Instructions for the task: Without the images, print all the entries below exactly as given.

====== Extracted records

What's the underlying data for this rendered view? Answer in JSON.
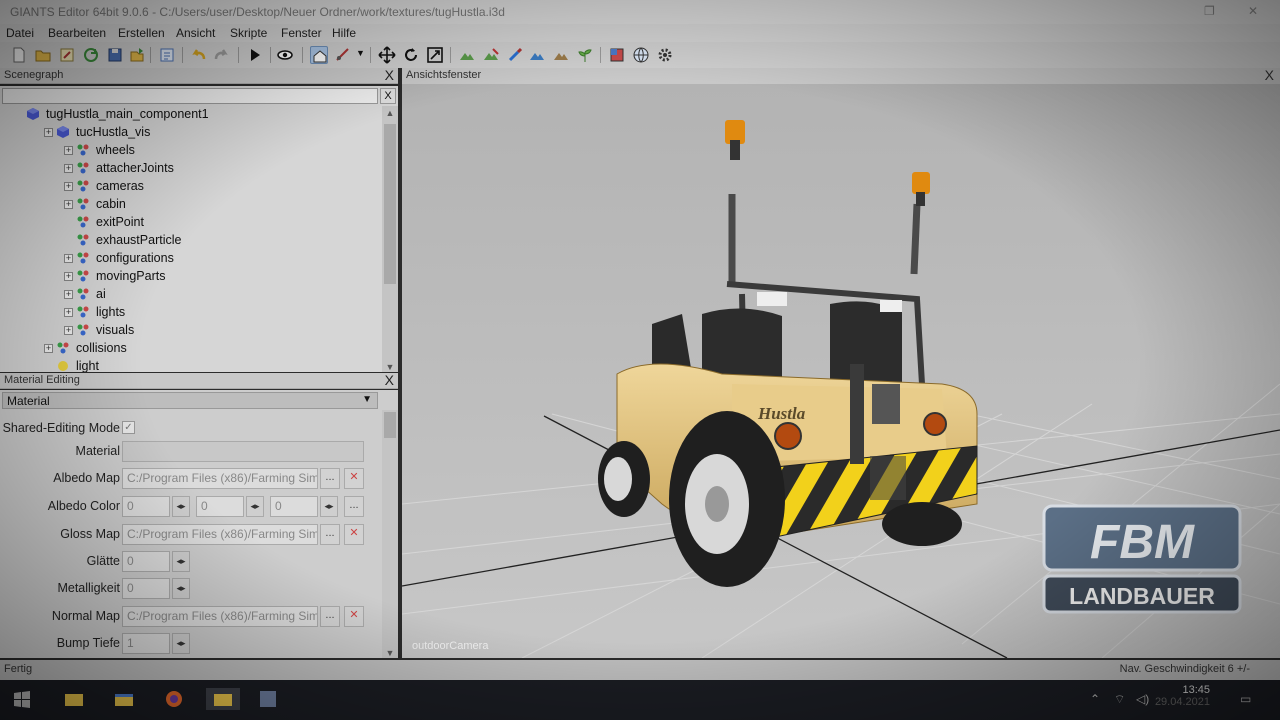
{
  "window": {
    "title": "GIANTS Editor 64bit 9.0.6 - C:/Users/user/Desktop/Neuer Ordner/work/textures/tugHustla.i3d"
  },
  "menu": [
    "Datei",
    "Bearbeiten",
    "Erstellen",
    "Ansicht",
    "Skripte",
    "Fenster",
    "Hilfe"
  ],
  "toolbar": {
    "icons": [
      "new-icon",
      "open-icon",
      "edit-icon",
      "refresh-icon",
      "save-icon",
      "export-icon",
      "script-icon",
      "undo-icon",
      "redo-icon",
      "play-icon",
      "eye-icon",
      "home-icon",
      "snap-icon",
      "move-icon",
      "rotate-icon",
      "scale-icon",
      "paint-terrain-icon",
      "paint-foliage-icon",
      "brush-icon",
      "paint-color-icon",
      "paint-texture-icon",
      "plant-icon",
      "material-icon",
      "globe-icon",
      "settings-icon"
    ]
  },
  "scenegraph": {
    "title": "Scenegraph",
    "close": "X",
    "filter_placeholder": "",
    "clear": "X",
    "nodes": [
      {
        "label": "tugHustla_main_component1",
        "type": "shape"
      },
      {
        "label": "tucHustla_vis",
        "type": "shape"
      },
      {
        "label": "wheels",
        "type": "transform"
      },
      {
        "label": "attacherJoints",
        "type": "transform"
      },
      {
        "label": "cameras",
        "type": "transform"
      },
      {
        "label": "cabin",
        "type": "transform"
      },
      {
        "label": "exitPoint",
        "type": "transform"
      },
      {
        "label": "exhaustParticle",
        "type": "transform"
      },
      {
        "label": "configurations",
        "type": "transform"
      },
      {
        "label": "movingParts",
        "type": "transform"
      },
      {
        "label": "ai",
        "type": "transform"
      },
      {
        "label": "lights",
        "type": "transform"
      },
      {
        "label": "visuals",
        "type": "transform"
      },
      {
        "label": "collisions",
        "type": "transform"
      },
      {
        "label": "light",
        "type": "light"
      }
    ]
  },
  "material_editing": {
    "title": "Material Editing",
    "close": "X",
    "dropdown_value": "Material",
    "shared_mode_label": "Shared-Editing Mode",
    "rows": {
      "material_label": "Material",
      "albedo_map_label": "Albedo Map",
      "albedo_map_value": "C:/Program Files (x86)/Farming Sim",
      "albedo_color_label": "Albedo Color",
      "albedo_color_values": [
        "0",
        "0",
        "0"
      ],
      "gloss_map_label": "Gloss Map",
      "gloss_map_value": "C:/Program Files (x86)/Farming Sim",
      "glaette_label": "Glätte",
      "glaette_value": "0",
      "metallic_label": "Metalligkeit",
      "metallic_value": "0",
      "normal_map_label": "Normal Map",
      "normal_map_value": "C:/Program Files (x86)/Farming Sim",
      "bump_label": "Bump Tiefe",
      "bump_value": "1",
      "browse": "...",
      "clear": "✕"
    }
  },
  "viewport": {
    "title": "Ansichtsfenster",
    "close": "X",
    "camera": "outdoorCamera",
    "vehicle_badge": "Hustla",
    "watermark_top": "FBM",
    "watermark_bottom": "LANDBAUER"
  },
  "status": {
    "left": "Fertig",
    "right": "Nav. Geschwindigkeit 6 +/-"
  },
  "taskbar": {
    "time": "13:45",
    "date": "29.04.2021"
  },
  "colors": {
    "vehicle_body": "#e3c27a",
    "hazard_yellow": "#f2d11b",
    "hazard_black": "#2a2a2a",
    "beacon": "#e08a10",
    "viewport_bg": "#b6b6b6"
  }
}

============

In response:
What's the underlying data for this rendered view? Answer in JSON.
{
  "window": {
    "title": "GIANTS Editor 64bit 9.0.6 - C:/Users/user/Desktop/Neuer Ordner/work/textures/tugHustla.i3d"
  },
  "menu": [
    "Datei",
    "Bearbeiten",
    "Erstellen",
    "Ansicht",
    "Skripte",
    "Fenster",
    "Hilfe"
  ],
  "toolbar": {
    "icons": [
      "new-icon",
      "open-icon",
      "edit-icon",
      "refresh-icon",
      "save-icon",
      "export-icon",
      "script-icon",
      "undo-icon",
      "redo-icon",
      "play-icon",
      "eye-icon",
      "home-icon",
      "snap-icon",
      "move-icon",
      "rotate-icon",
      "scale-icon",
      "paint-terrain-icon",
      "paint-foliage-icon",
      "brush-icon",
      "paint-color-icon",
      "paint-texture-icon",
      "plant-icon",
      "material-icon",
      "globe-icon",
      "settings-icon"
    ]
  },
  "scenegraph": {
    "title": "Scenegraph",
    "close": "X",
    "filter_placeholder": "",
    "clear": "X",
    "nodes": [
      {
        "label": "tugHustla_main_component1",
        "type": "shape"
      },
      {
        "label": "tucHustla_vis",
        "type": "shape"
      },
      {
        "label": "wheels",
        "type": "transform"
      },
      {
        "label": "attacherJoints",
        "type": "transform"
      },
      {
        "label": "cameras",
        "type": "transform"
      },
      {
        "label": "cabin",
        "type": "transform"
      },
      {
        "label": "exitPoint",
        "type": "transform"
      },
      {
        "label": "exhaustParticle",
        "type": "transform"
      },
      {
        "label": "configurations",
        "type": "transform"
      },
      {
        "label": "movingParts",
        "type": "transform"
      },
      {
        "label": "ai",
        "type": "transform"
      },
      {
        "label": "lights",
        "type": "transform"
      },
      {
        "label": "visuals",
        "type": "transform"
      },
      {
        "label": "collisions",
        "type": "transform"
      },
      {
        "label": "light",
        "type": "light"
      }
    ]
  },
  "material_editing": {
    "title": "Material Editing",
    "close": "X",
    "dropdown_value": "Material",
    "shared_mode_label": "Shared-Editing Mode",
    "rows": {
      "material_label": "Material",
      "albedo_map_label": "Albedo Map",
      "albedo_map_value": "C:/Program Files (x86)/Farming Sim",
      "albedo_color_label": "Albedo Color",
      "albedo_color_values": [
        "0",
        "0",
        "0"
      ],
      "gloss_map_label": "Gloss Map",
      "gloss_map_value": "C:/Program Files (x86)/Farming Sim",
      "glaette_label": "Glätte",
      "glaette_value": "0",
      "metallic_label": "Metalligkeit",
      "metallic_value": "0",
      "normal_map_label": "Normal Map",
      "normal_map_value": "C:/Program Files (x86)/Farming Sim",
      "bump_label": "Bump Tiefe",
      "bump_value": "1",
      "browse": "...",
      "clear": "✕"
    }
  },
  "viewport": {
    "title": "Ansichtsfenster",
    "close": "X",
    "camera": "outdoorCamera",
    "vehicle_badge": "Hustla",
    "watermark_top": "FBM",
    "watermark_bottom": "LANDBAUER"
  },
  "status": {
    "left": "Fertig",
    "right": "Nav. Geschwindigkeit 6 +/-"
  },
  "taskbar": {
    "time": "13:45",
    "date": "29.04.2021"
  },
  "colors": {
    "vehicle_body": "#e3c27a",
    "hazard_yellow": "#f2d11b",
    "hazard_black": "#2a2a2a",
    "beacon": "#e08a10",
    "viewport_bg": "#b6b6b6"
  }
}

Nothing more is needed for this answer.